-- start of Records for the task --

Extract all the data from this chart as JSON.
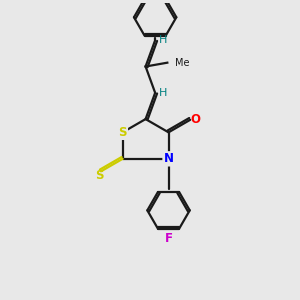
{
  "bg_color": "#e8e8e8",
  "bond_color": "#1a1a1a",
  "S_color": "#cccc00",
  "N_color": "#0000ff",
  "O_color": "#ff0000",
  "F_color": "#cc00cc",
  "H_color": "#008080",
  "line_width": 1.6,
  "figsize": [
    3.0,
    3.0
  ],
  "dpi": 100,
  "xlim": [
    0,
    10
  ],
  "ylim": [
    0,
    10
  ]
}
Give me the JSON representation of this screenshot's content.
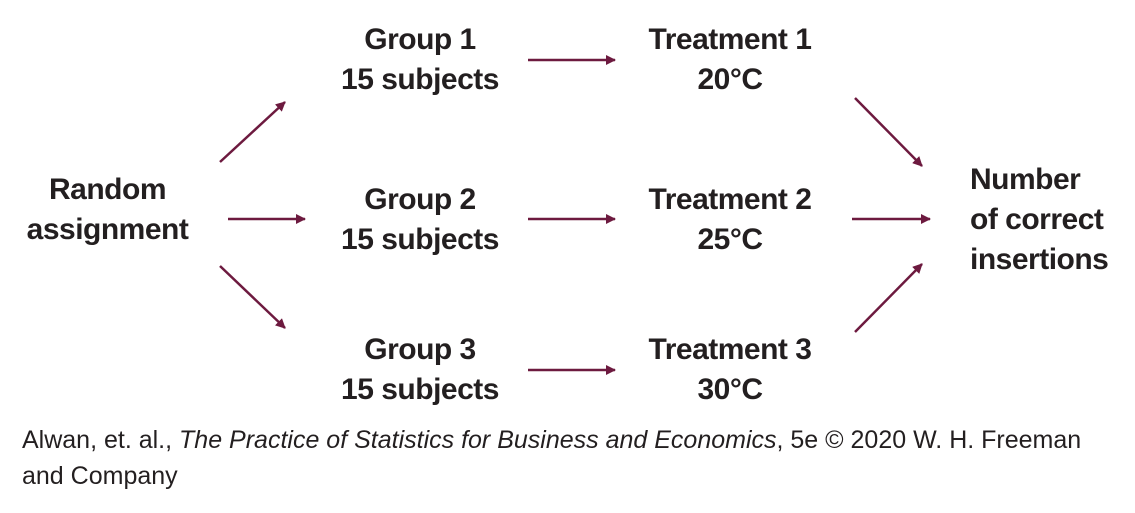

-- end of Records for the task --

Pictures in the data above should not be copied; transcribe everything else exactly.

Extract all the data from this chart as JSON.
{
  "bg_color": "#e8e8e8",
  "bond_color": "#1a1a1a",
  "S_color": "#cccc00",
  "N_color": "#0000ff",
  "O_color": "#ff0000",
  "F_color": "#cc00cc",
  "H_color": "#008080",
  "line_width": 1.6,
  "figsize": [
    3.0,
    3.0
  ],
  "dpi": 100,
  "xlim": [
    0,
    10
  ],
  "ylim": [
    0,
    10
  ]
}
Give me the JSON representation of this screenshot's content.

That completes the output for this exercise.